— START Input material —

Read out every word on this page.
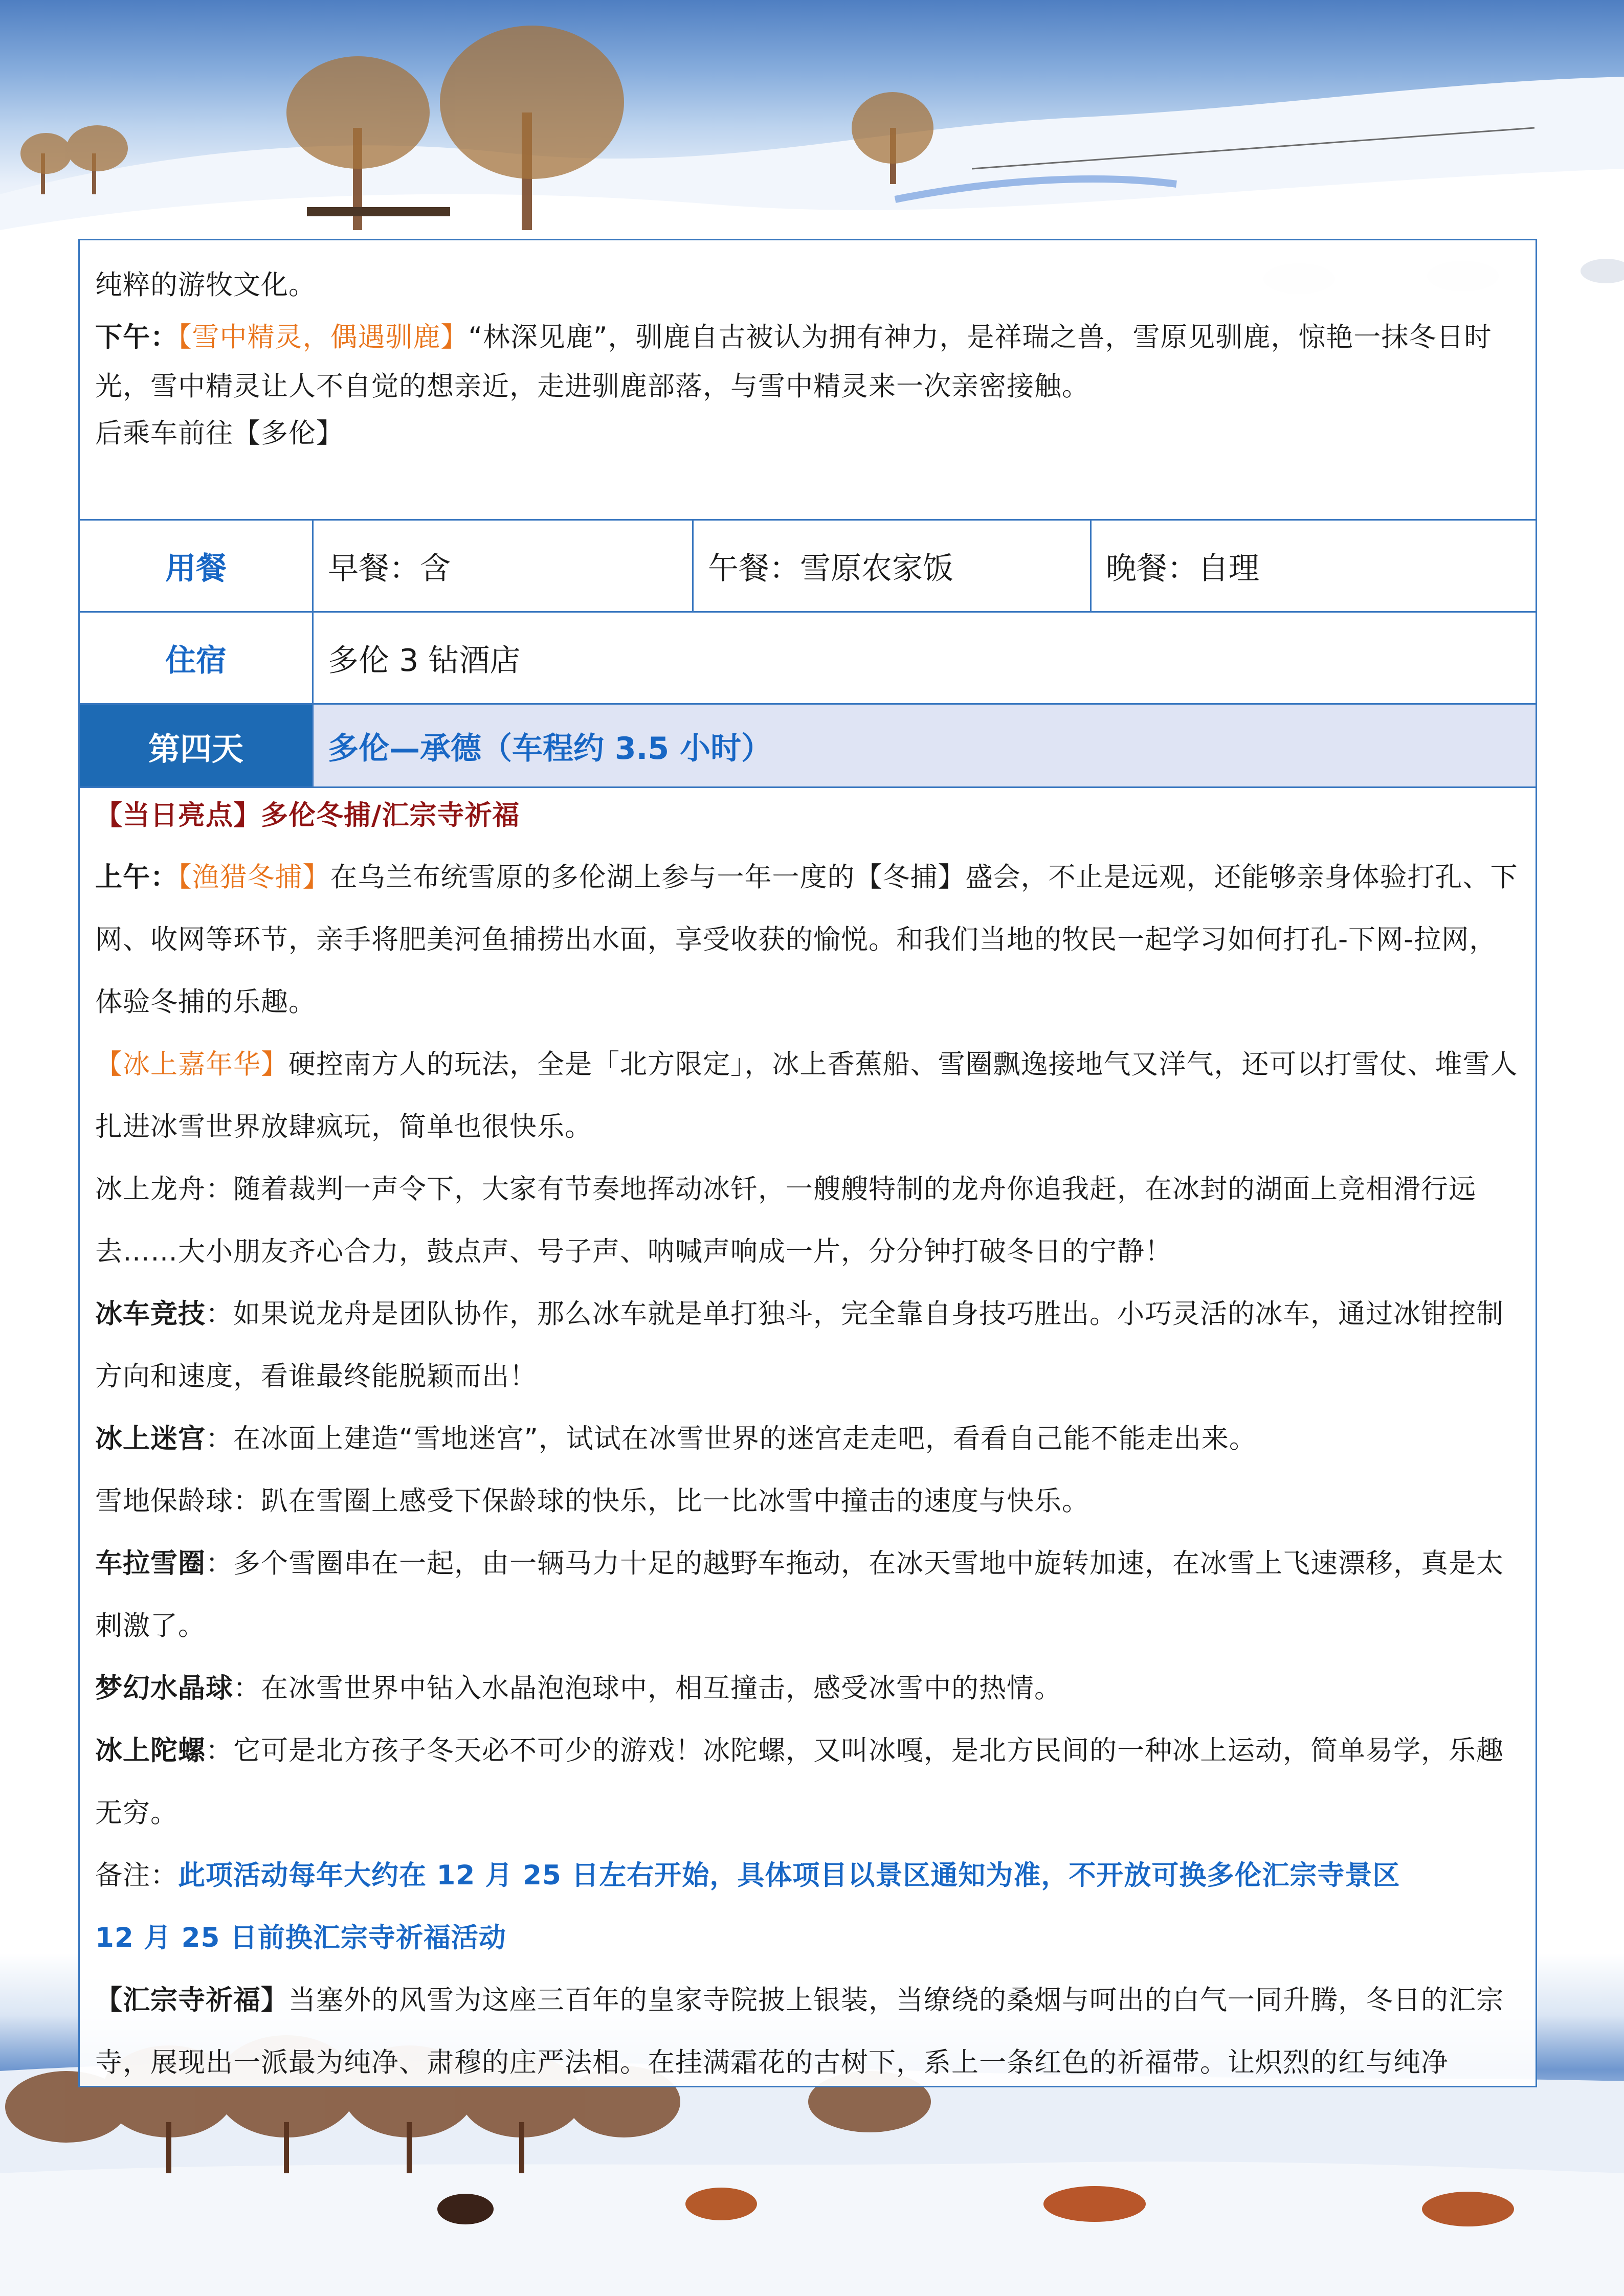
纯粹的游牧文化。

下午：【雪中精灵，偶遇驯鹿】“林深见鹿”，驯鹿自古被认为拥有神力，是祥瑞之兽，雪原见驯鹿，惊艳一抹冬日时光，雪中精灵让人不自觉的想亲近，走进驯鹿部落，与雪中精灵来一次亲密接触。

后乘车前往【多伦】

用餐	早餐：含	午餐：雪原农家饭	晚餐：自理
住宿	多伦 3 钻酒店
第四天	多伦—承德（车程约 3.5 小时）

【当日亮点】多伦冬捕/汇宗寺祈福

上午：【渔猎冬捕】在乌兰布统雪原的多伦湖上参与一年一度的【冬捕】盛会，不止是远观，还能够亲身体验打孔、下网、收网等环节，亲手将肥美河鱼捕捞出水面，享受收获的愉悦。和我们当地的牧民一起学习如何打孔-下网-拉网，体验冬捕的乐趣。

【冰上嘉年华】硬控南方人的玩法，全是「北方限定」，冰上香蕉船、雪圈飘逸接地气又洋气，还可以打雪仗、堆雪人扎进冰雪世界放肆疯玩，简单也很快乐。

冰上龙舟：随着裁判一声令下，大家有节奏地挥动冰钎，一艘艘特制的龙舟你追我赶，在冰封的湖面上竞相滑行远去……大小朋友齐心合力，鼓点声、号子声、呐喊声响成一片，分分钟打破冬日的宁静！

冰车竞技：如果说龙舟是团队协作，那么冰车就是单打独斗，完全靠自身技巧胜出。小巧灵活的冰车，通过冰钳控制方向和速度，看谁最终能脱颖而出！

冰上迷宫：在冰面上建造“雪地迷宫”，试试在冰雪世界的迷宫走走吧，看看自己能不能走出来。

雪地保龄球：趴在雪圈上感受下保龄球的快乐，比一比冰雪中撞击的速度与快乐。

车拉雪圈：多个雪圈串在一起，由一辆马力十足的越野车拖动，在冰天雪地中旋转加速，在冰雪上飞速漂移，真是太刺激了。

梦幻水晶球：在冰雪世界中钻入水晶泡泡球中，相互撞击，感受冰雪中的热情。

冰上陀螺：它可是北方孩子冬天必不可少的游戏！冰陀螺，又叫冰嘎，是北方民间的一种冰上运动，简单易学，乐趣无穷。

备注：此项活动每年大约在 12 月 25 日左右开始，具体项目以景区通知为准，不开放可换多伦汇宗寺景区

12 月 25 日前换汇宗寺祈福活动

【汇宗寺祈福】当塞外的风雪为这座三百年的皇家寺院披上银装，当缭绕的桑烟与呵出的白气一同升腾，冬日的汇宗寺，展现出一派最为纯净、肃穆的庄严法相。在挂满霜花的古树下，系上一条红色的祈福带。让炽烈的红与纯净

— END Input material —
— START Input material —

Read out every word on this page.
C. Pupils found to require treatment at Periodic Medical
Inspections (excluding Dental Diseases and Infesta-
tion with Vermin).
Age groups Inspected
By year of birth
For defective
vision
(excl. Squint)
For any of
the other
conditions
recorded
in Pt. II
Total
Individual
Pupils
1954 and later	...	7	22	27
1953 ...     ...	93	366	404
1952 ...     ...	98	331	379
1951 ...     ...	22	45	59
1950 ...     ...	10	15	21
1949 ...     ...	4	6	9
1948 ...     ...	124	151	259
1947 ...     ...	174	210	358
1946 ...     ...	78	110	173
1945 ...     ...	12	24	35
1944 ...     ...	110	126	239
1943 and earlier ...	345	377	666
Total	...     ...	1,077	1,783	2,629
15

— END Input material —
— START Input material —

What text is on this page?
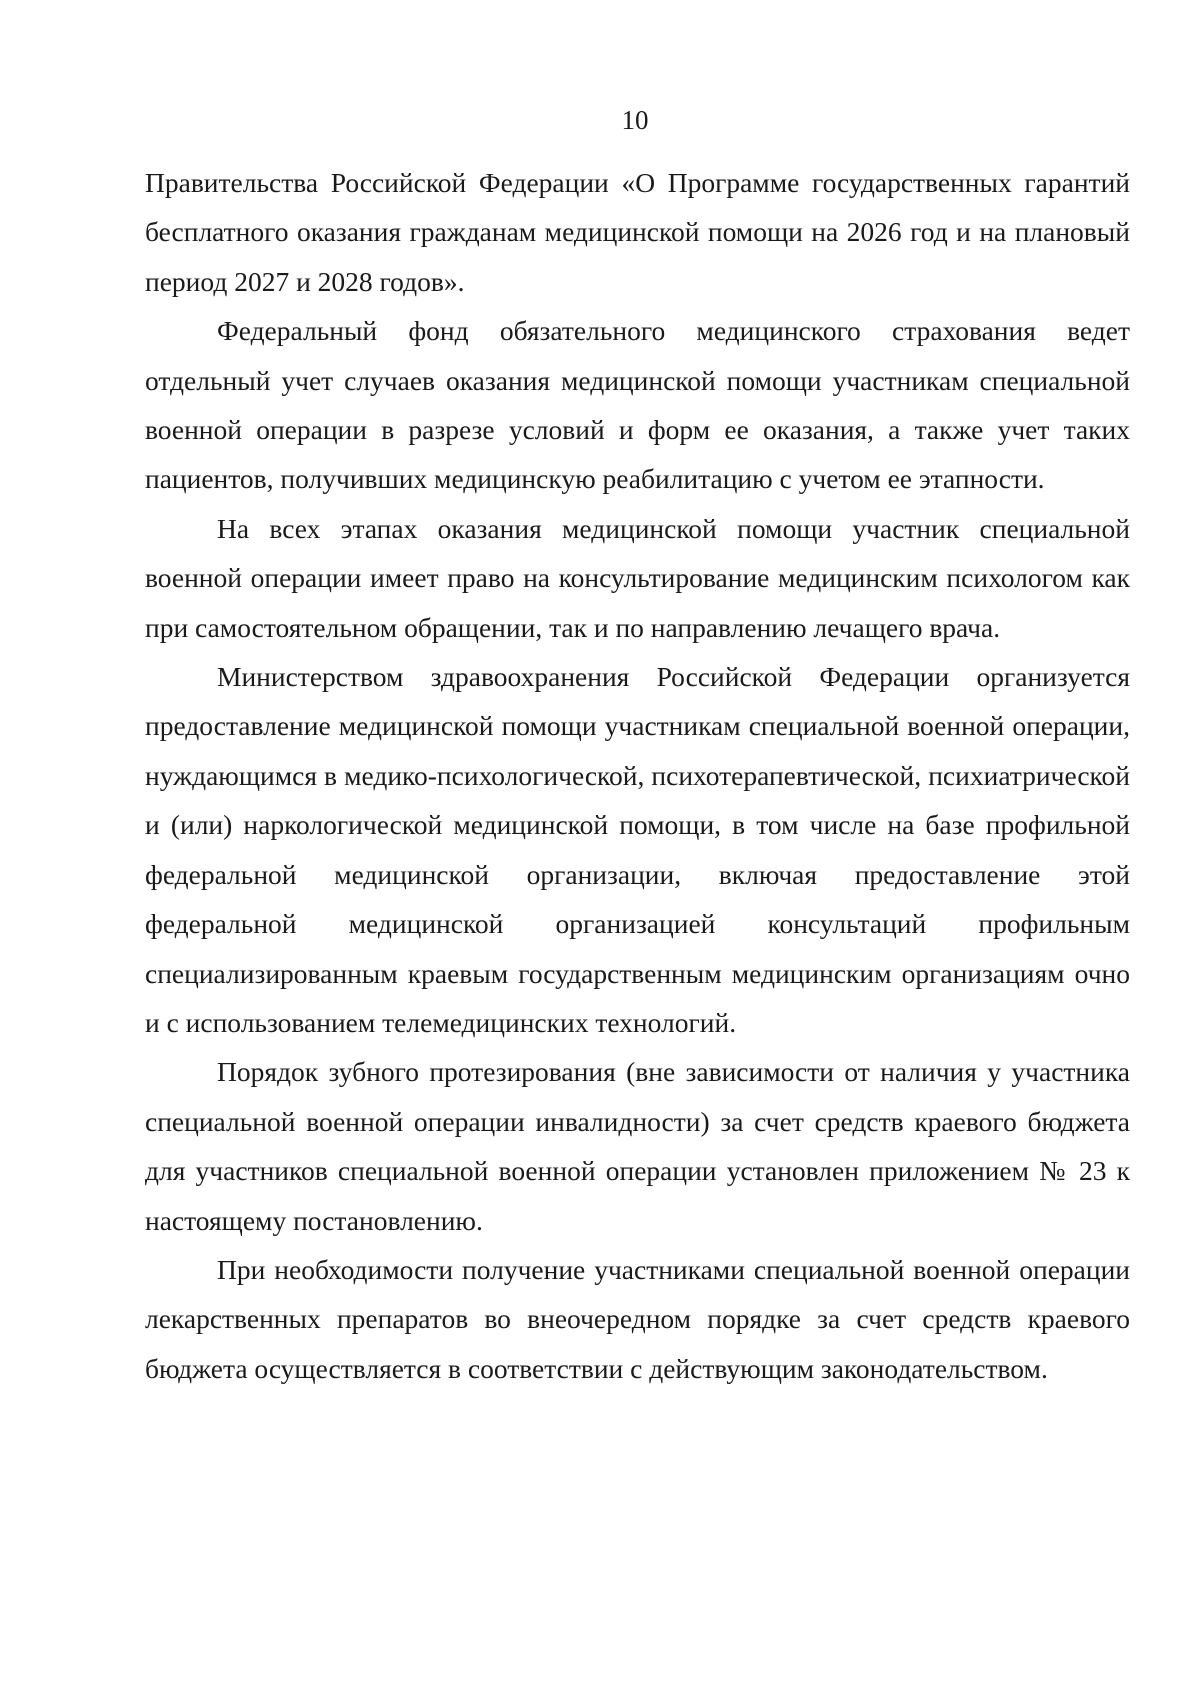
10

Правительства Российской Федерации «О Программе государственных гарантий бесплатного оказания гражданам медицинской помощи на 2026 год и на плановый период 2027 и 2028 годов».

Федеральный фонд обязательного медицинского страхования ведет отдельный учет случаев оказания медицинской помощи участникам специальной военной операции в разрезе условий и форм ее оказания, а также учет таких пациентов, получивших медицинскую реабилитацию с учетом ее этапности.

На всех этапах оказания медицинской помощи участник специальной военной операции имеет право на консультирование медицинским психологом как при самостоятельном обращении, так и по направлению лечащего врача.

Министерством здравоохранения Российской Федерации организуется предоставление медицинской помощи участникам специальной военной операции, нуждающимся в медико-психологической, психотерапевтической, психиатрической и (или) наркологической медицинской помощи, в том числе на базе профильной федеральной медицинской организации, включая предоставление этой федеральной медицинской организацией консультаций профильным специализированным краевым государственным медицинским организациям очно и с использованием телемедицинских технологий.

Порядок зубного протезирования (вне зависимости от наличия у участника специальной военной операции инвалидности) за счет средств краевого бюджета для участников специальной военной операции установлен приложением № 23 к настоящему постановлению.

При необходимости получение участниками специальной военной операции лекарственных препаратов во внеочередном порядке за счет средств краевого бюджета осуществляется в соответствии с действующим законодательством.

— END Input material —

◆ **Task details**
Show each line in the entries that holds the string "средств".

◆ **The answer**
Порядок зубного протезирования (вне зависимости от наличия у участника специальной военной операции инвалидности) за счет средств краевого бюджета для участников специальной военной операции установлен приложением № 23 к настоящему постановлению.
При необходимости получение участниками специальной военной операции лекарственных препаратов во внеочередном порядке за счет средств краевого бюджета осуществляется в соответствии с действующим законодательством.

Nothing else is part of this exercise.